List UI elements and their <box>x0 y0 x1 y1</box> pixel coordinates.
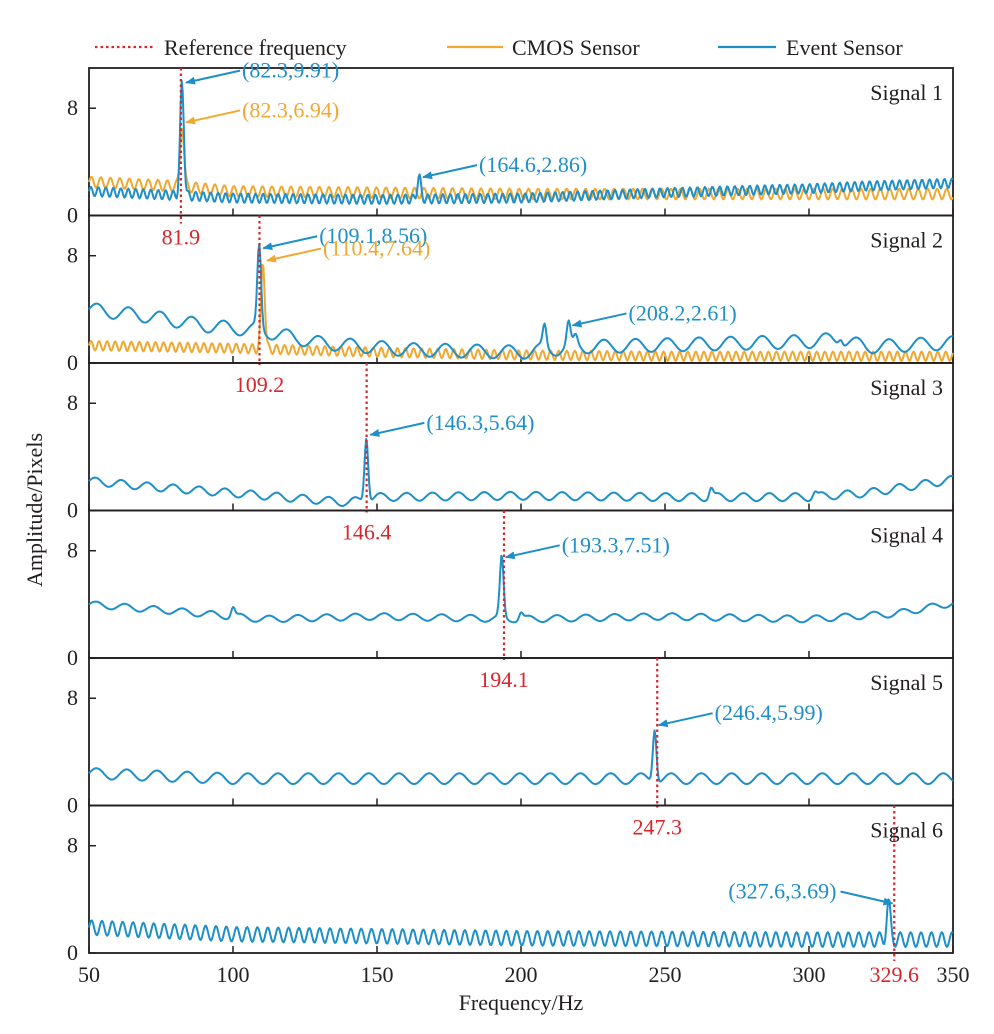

------------------------------

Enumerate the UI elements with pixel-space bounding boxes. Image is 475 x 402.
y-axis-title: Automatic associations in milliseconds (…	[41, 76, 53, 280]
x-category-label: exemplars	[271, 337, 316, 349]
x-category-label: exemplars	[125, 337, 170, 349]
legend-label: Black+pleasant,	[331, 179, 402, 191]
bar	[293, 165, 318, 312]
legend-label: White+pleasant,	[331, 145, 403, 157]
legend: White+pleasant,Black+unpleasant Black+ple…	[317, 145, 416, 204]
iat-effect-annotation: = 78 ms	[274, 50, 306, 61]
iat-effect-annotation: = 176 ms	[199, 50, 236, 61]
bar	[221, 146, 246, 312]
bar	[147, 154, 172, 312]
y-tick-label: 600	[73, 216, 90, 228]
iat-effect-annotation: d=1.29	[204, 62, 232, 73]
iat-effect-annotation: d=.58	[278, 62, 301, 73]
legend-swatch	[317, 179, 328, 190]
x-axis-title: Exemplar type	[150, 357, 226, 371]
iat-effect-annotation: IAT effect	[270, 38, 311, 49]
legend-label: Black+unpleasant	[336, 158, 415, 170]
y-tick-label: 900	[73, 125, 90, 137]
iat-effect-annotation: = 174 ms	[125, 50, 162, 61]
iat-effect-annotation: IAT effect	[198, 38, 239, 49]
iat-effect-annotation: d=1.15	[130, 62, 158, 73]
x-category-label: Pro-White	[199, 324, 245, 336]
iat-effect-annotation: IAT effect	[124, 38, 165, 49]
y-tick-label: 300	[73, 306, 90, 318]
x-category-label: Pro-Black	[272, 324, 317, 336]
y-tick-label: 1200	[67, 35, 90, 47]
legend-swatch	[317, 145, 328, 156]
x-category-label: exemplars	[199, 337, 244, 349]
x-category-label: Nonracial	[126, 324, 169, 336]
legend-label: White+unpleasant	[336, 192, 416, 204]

------------------------------

- **Task details**:
Convert the part of the items that opens with the line containing "Enumerate the UI" and closes with the line containing "192, 416, 204]" into a numbered list, one line per entry, omitting any blank lines.

- **Answer for the task**:
1. Enumerate the UI elements with pixel-space bounding boxes. Image is 475 x 402.
2. y-axis-title: Automatic associations in milliseconds (…	[41, 76, 53, 280]
3. x-category-label: exemplars	[271, 337, 316, 349]
4. x-category-label: exemplars	[125, 337, 170, 349]
5. legend-label: Black+pleasant,	[331, 179, 402, 191]
6. bar	[293, 165, 318, 312]
7. legend-label: White+pleasant,	[331, 145, 403, 157]
8. legend: White+pleasant,Black+unpleasant Black+ple…	[317, 145, 416, 204]
9. iat-effect-annotation: = 78 ms	[274, 50, 306, 61]
10. iat-effect-annotation: = 176 ms	[199, 50, 236, 61]
11. bar	[221, 146, 246, 312]
12. bar	[147, 154, 172, 312]
13. y-tick-label: 600	[73, 216, 90, 228]
14. iat-effect-annotation: d=1.29	[204, 62, 232, 73]
15. iat-effect-annotation: d=.58	[278, 62, 301, 73]
16. legend-swatch	[317, 179, 328, 190]
17. x-axis-title: Exemplar type	[150, 357, 226, 371]
18. iat-effect-annotation: IAT effect	[270, 38, 311, 49]
19. legend-label: Black+unpleasant	[336, 158, 415, 170]
20. y-tick-label: 900	[73, 125, 90, 137]
21. iat-effect-annotation: = 174 ms	[125, 50, 162, 61]
22. iat-effect-annotation: IAT effect	[198, 38, 239, 49]
23. iat-effect-annotation: d=1.15	[130, 62, 158, 73]
24. x-category-label: Pro-White	[199, 324, 245, 336]
25. iat-effect-annotation: IAT effect	[124, 38, 165, 49]
26. y-tick-label: 300	[73, 306, 90, 318]
27. x-category-label: Pro-Black	[272, 324, 317, 336]
28. y-tick-label: 1200	[67, 35, 90, 47]
29. legend-swatch	[317, 145, 328, 156]
30. x-category-label: exemplars	[199, 337, 244, 349]
31. x-category-label: Nonracial	[126, 324, 169, 336]
32. legend-label: White+unpleasant	[336, 192, 416, 204]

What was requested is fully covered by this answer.